Exercise prompt → Which lines contain the string "this"? Please list every one of them.

------ Data supplied

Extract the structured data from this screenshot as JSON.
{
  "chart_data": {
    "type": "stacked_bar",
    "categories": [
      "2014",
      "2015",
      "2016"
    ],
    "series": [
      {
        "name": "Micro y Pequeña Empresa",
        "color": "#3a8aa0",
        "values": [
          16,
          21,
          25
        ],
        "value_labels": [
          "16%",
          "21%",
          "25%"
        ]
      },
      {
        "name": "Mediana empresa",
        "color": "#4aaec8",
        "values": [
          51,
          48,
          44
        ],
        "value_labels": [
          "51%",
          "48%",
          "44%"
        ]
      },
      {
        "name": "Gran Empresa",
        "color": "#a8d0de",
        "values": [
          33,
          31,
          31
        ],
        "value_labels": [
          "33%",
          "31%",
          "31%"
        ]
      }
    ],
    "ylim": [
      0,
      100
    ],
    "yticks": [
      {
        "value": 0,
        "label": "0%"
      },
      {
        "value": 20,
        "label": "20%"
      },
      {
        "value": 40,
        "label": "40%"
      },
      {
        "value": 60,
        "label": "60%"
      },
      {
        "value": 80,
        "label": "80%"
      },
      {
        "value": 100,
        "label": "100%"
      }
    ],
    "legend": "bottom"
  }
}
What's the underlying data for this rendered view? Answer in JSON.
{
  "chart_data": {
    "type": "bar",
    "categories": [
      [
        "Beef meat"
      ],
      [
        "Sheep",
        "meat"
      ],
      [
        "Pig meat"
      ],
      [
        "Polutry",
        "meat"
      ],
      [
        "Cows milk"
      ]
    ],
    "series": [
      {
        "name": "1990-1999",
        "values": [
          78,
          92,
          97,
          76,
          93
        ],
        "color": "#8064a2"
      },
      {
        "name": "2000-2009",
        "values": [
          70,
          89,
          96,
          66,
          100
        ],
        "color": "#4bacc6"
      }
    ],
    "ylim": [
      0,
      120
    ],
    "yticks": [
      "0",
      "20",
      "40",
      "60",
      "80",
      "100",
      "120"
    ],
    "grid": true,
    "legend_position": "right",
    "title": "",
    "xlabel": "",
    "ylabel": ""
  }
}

------------

Written response →
Extract the structured data from this screenshot as JSON.
What's the underlying data for this rendered view? Answer in JSON.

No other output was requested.